■ Short task: Keep the pictures out of the copy and print all the entries below exactly.

■ Record list:

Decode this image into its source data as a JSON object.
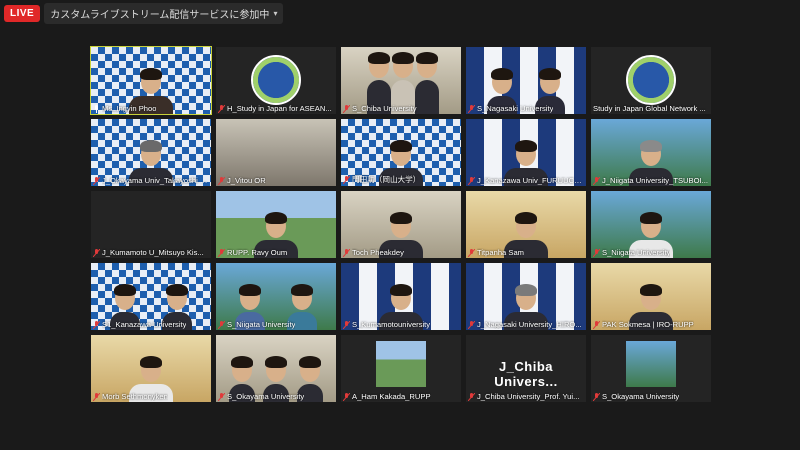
{
  "topbar": {
    "live_label": "LIVE",
    "stream_label": "カスタムライブストリーム配信サービスに参加中",
    "caret": "▾"
  },
  "colors": {
    "live": "#e02828",
    "active_speaker": "#c9d23a",
    "muted_mic": "#e03a3a"
  },
  "participants": [
    {
      "name": "Ms_Ingyin Phoo",
      "muted": false
    },
    {
      "name": "H_Study in Japan for ASEAN...",
      "muted": true
    },
    {
      "name": "S_Chiba University",
      "muted": true
    },
    {
      "name": "S_Nagasaki University",
      "muted": true
    },
    {
      "name": "Study in Japan Global Network ...",
      "muted": false
    },
    {
      "name": "J_Okayama Univ_Takayoshi Suz...",
      "muted": true
    },
    {
      "name": "J_Vitou OR",
      "muted": true
    },
    {
      "name": "門田功（岡山大学）",
      "muted": true
    },
    {
      "name": "J_Kanazawa Univ_FURUUCHI...",
      "muted": true
    },
    {
      "name": "J_Niigata University_TSUBOI...",
      "muted": true
    },
    {
      "name": "J_Kumamoto U_Mitsuyo Kis...",
      "muted": true
    },
    {
      "name": "RUPP. Ravy Oum",
      "muted": true
    },
    {
      "name": "Toch Pheakdey",
      "muted": true
    },
    {
      "name": "Titpanha Sam",
      "muted": true
    },
    {
      "name": "S_Niigata University",
      "muted": true
    },
    {
      "name": "S1_Kanazawa University",
      "muted": true
    },
    {
      "name": "S_Niigata University",
      "muted": true
    },
    {
      "name": "S_Kumamotouniversity",
      "muted": true
    },
    {
      "name": "J_Nagasaki University_HIRO...",
      "muted": true
    },
    {
      "name": "PAK Sokmesa | IRO-RUPP",
      "muted": true
    },
    {
      "name": "Morb Sethmonyken",
      "muted": true
    },
    {
      "name": "S_Okayama University",
      "muted": true
    },
    {
      "name": "A_Ham Kakada_RUPP",
      "muted": true
    },
    {
      "name": "J_Chiba University_Prof. Yui...",
      "muted": true
    },
    {
      "name": "S_Okayama University",
      "muted": true
    }
  ],
  "chiba_tile_text": "J_Chiba Univers..."
}
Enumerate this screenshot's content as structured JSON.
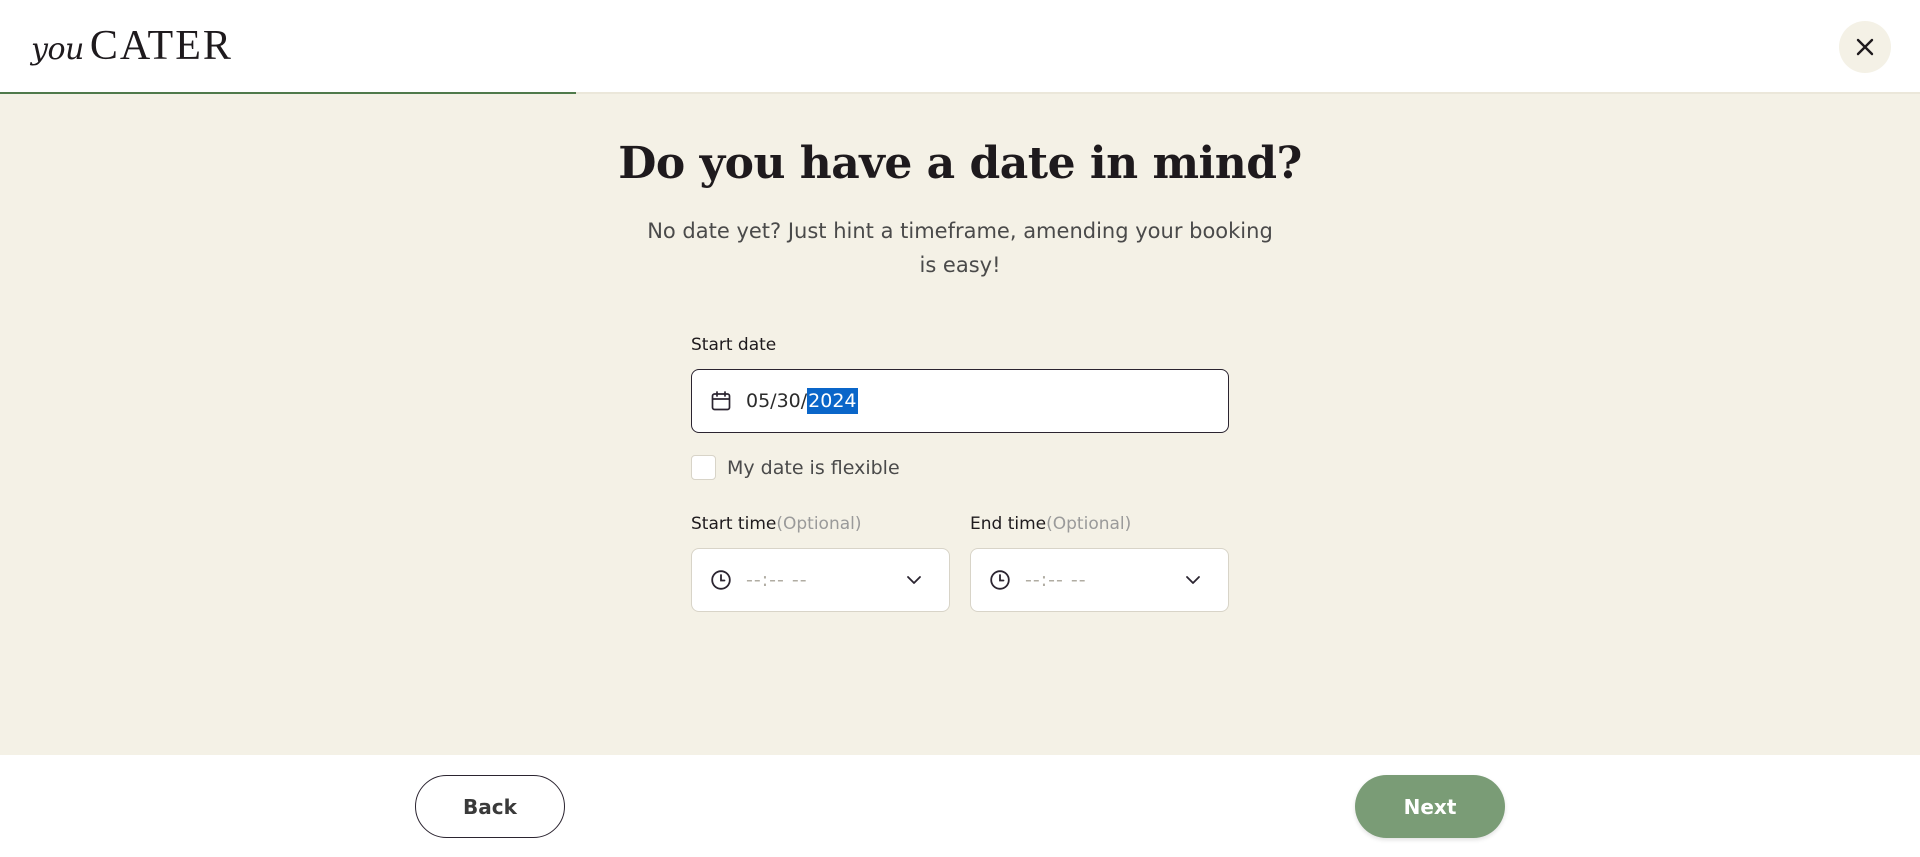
{
  "header": {
    "logo_you": "you",
    "logo_cater": "CATER",
    "close_icon": "close-icon",
    "progress_percent": 30
  },
  "main": {
    "title": "Do you have a date in mind?",
    "subtitle": "No date yet? Just hint a timeframe, amending your booking is easy!",
    "start_date": {
      "label": "Start date",
      "icon": "calendar-icon",
      "value_unselected": "05/30/",
      "value_selected": "2024"
    },
    "flexible": {
      "label": "My date is flexible",
      "checked": false
    },
    "start_time": {
      "label": "Start time",
      "optional": "(Optional)",
      "icon": "clock-icon",
      "placeholder": "--:-- --"
    },
    "end_time": {
      "label": "End time",
      "optional": "(Optional)",
      "icon": "clock-icon",
      "placeholder": "--:-- --"
    }
  },
  "footer": {
    "back_label": "Back",
    "next_label": "Next"
  },
  "colors": {
    "background": "#f4f1e6",
    "accent_green": "#7a9c76",
    "progress_green": "#4f7a4b",
    "text_dark": "#1e1a1d",
    "selection_blue": "#0a66c9"
  }
}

■ Correct output:
Decode this image into its source data as a JSON object.
{
  "topbar": {
    "live_label": "LIVE",
    "stream_label": "カスタムライブストリーム配信サービスに参加中",
    "caret": "▾"
  },
  "colors": {
    "live": "#e02828",
    "active_speaker": "#c9d23a",
    "muted_mic": "#e03a3a"
  },
  "participants": [
    {
      "name": "Ms_Ingyin Phoo",
      "muted": false
    },
    {
      "name": "H_Study in Japan for ASEAN...",
      "muted": true
    },
    {
      "name": "S_Chiba University",
      "muted": true
    },
    {
      "name": "S_Nagasaki University",
      "muted": true
    },
    {
      "name": "Study in Japan Global Network ...",
      "muted": false
    },
    {
      "name": "J_Okayama Univ_Takayoshi Suz...",
      "muted": true
    },
    {
      "name": "J_Vitou OR",
      "muted": true
    },
    {
      "name": "門田功（岡山大学）",
      "muted": true
    },
    {
      "name": "J_Kanazawa Univ_FURUUCHI...",
      "muted": true
    },
    {
      "name": "J_Niigata University_TSUBOI...",
      "muted": true
    },
    {
      "name": "J_Kumamoto U_Mitsuyo Kis...",
      "muted": true
    },
    {
      "name": "RUPP. Ravy Oum",
      "muted": true
    },
    {
      "name": "Toch Pheakdey",
      "muted": true
    },
    {
      "name": "Titpanha Sam",
      "muted": true
    },
    {
      "name": "S_Niigata University",
      "muted": true
    },
    {
      "name": "S1_Kanazawa University",
      "muted": true
    },
    {
      "name": "S_Niigata University",
      "muted": true
    },
    {
      "name": "S_Kumamotouniversity",
      "muted": true
    },
    {
      "name": "J_Nagasaki University_HIRO...",
      "muted": true
    },
    {
      "name": "PAK Sokmesa | IRO-RUPP",
      "muted": true
    },
    {
      "name": "Morb Sethmonyken",
      "muted": true
    },
    {
      "name": "S_Okayama University",
      "muted": true
    },
    {
      "name": "A_Ham Kakada_RUPP",
      "muted": true
    },
    {
      "name": "J_Chiba University_Prof. Yui...",
      "muted": true
    },
    {
      "name": "S_Okayama University",
      "muted": true
    }
  ],
  "chiba_tile_text": "J_Chiba Univers..."
}
Enumerate this screenshot's content as structured JSON.
{
  "header": {
    "logo_you": "you",
    "logo_cater": "CATER",
    "close_icon": "close-icon",
    "progress_percent": 30
  },
  "main": {
    "title": "Do you have a date in mind?",
    "subtitle": "No date yet? Just hint a timeframe, amending your booking is easy!",
    "start_date": {
      "label": "Start date",
      "icon": "calendar-icon",
      "value_unselected": "05/30/",
      "value_selected": "2024"
    },
    "flexible": {
      "label": "My date is flexible",
      "checked": false
    },
    "start_time": {
      "label": "Start time",
      "optional": "(Optional)",
      "icon": "clock-icon",
      "placeholder": "--:-- --"
    },
    "end_time": {
      "label": "End time",
      "optional": "(Optional)",
      "icon": "clock-icon",
      "placeholder": "--:-- --"
    }
  },
  "footer": {
    "back_label": "Back",
    "next_label": "Next"
  },
  "colors": {
    "background": "#f4f1e6",
    "accent_green": "#7a9c76",
    "progress_green": "#4f7a4b",
    "text_dark": "#1e1a1d",
    "selection_blue": "#0a66c9"
  }
}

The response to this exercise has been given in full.